* DATA ROWS
>>>
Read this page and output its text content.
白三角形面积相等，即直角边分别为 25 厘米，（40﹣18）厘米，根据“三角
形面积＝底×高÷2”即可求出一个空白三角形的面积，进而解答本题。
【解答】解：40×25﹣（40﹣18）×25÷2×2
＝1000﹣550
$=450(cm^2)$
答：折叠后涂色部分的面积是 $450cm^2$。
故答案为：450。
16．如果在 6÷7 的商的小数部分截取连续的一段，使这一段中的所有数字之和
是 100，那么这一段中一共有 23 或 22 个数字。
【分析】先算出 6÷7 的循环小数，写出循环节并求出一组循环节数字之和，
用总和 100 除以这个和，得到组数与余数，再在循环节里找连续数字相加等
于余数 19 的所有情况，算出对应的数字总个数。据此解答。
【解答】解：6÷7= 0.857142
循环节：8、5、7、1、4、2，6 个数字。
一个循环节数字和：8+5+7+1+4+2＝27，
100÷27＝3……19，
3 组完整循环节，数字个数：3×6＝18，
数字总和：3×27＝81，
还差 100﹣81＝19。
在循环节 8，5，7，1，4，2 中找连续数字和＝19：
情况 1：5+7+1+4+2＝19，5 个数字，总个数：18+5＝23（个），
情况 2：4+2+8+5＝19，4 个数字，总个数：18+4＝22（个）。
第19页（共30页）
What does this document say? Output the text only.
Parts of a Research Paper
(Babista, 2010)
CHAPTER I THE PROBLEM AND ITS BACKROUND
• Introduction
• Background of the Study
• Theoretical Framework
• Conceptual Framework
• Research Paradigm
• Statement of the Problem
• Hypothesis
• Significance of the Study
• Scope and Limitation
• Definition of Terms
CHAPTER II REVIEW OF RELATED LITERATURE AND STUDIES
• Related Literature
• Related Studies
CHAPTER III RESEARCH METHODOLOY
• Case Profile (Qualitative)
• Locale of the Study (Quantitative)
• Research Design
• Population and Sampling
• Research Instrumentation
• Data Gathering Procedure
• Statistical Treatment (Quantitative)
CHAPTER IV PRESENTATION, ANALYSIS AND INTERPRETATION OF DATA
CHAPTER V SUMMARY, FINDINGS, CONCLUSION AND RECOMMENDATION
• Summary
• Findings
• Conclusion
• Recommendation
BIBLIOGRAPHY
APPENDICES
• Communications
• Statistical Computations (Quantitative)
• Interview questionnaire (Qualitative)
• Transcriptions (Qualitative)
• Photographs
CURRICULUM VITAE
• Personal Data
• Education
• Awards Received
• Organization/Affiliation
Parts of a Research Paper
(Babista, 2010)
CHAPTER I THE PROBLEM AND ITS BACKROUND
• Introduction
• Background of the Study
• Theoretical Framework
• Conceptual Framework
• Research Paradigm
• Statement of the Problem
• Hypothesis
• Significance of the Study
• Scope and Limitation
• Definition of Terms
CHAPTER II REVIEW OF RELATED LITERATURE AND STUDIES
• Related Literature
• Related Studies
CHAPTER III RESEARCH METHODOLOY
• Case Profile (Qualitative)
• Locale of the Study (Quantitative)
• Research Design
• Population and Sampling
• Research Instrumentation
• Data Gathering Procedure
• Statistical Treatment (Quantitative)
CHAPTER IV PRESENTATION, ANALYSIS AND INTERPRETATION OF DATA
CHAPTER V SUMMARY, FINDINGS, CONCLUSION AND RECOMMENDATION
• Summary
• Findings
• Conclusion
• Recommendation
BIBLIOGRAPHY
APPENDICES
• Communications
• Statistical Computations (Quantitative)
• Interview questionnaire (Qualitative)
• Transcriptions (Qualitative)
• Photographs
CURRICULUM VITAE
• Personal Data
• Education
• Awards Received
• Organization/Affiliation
<<<
Your task is to return the full listing exactly as it was given.

Read this page and output its text content.
白三角形面积相等，即直角边分别为 25 厘米，（40﹣18）厘米，根据“三角
形面积＝底×高÷2”即可求出一个空白三角形的面积，进而解答本题。
【解答】解：40×25﹣（40﹣18）×25÷2×2
＝1000﹣550
$=450(cm^2)$
答：折叠后涂色部分的面积是 $450cm^2$。
故答案为：450。
16．如果在 6÷7 的商的小数部分截取连续的一段，使这一段中的所有数字之和
是 100，那么这一段中一共有 23 或 22 个数字。
【分析】先算出 6÷7 的循环小数，写出循环节并求出一组循环节数字之和，
用总和 100 除以这个和，得到组数与余数，再在循环节里找连续数字相加等
于余数 19 的所有情况，算出对应的数字总个数。据此解答。
【解答】解：6÷7= 0.857142
循环节：8、5、7、1、4、2，6 个数字。
一个循环节数字和：8+5+7+1+4+2＝27，
100÷27＝3……19，
3 组完整循环节，数字个数：3×6＝18，
数字总和：3×27＝81，
还差 100﹣81＝19。
在循环节 8，5，7，1，4，2 中找连续数字和＝19：
情况 1：5+7+1+4+2＝19，5 个数字，总个数：18+5＝23（个），
情况 2：4+2+8+5＝19，4 个数字，总个数：18+4＝22（个）。
第19页（共30页）
What does this document say? Output the text only.
Parts of a Research Paper
(Babista, 2010)
CHAPTER I THE PROBLEM AND ITS BACKROUND
• Introduction
• Background of the Study
• Theoretical Framework
• Conceptual Framework
• Research Paradigm
• Statement of the Problem
• Hypothesis
• Significance of the Study
• Scope and Limitation
• Definition of Terms
CHAPTER II REVIEW OF RELATED LITERATURE AND STUDIES
• Related Literature
• Related Studies
CHAPTER III RESEARCH METHODOLOY
• Case Profile (Qualitative)
• Locale of the Study (Quantitative)
• Research Design
• Population and Sampling
• Research Instrumentation
• Data Gathering Procedure
• Statistical Treatment (Quantitative)
CHAPTER IV PRESENTATION, ANALYSIS AND INTERPRETATION OF DATA
CHAPTER V SUMMARY, FINDINGS, CONCLUSION AND RECOMMENDATION
• Summary
• Findings
• Conclusion
• Recommendation
BIBLIOGRAPHY
APPENDICES
• Communications
• Statistical Computations (Quantitative)
• Interview questionnaire (Qualitative)
• Transcriptions (Qualitative)
• Photographs
CURRICULUM VITAE
• Personal Data
• Education
• Awards Received
• Organization/Affiliation
Parts of a Research Paper
(Babista, 2010)
CHAPTER I THE PROBLEM AND ITS BACKROUND
• Introduction
• Background of the Study
• Theoretical Framework
• Conceptual Framework
• Research Paradigm
• Statement of the Problem
• Hypothesis
• Significance of the Study
• Scope and Limitation
• Definition of Terms
CHAPTER II REVIEW OF RELATED LITERATURE AND STUDIES
• Related Literature
• Related Studies
CHAPTER III RESEARCH METHODOLOY
• Case Profile (Qualitative)
• Locale of the Study (Quantitative)
• Research Design
• Population and Sampling
• Research Instrumentation
• Data Gathering Procedure
• Statistical Treatment (Quantitative)
CHAPTER IV PRESENTATION, ANALYSIS AND INTERPRETATION OF DATA
CHAPTER V SUMMARY, FINDINGS, CONCLUSION AND RECOMMENDATION
• Summary
• Findings
• Conclusion
• Recommendation
BIBLIOGRAPHY
APPENDICES
• Communications
• Statistical Computations (Quantitative)
• Interview questionnaire (Qualitative)
• Transcriptions (Qualitative)
• Photographs
CURRICULUM VITAE
• Personal Data
• Education
• Awards Received
• Organization/Affiliation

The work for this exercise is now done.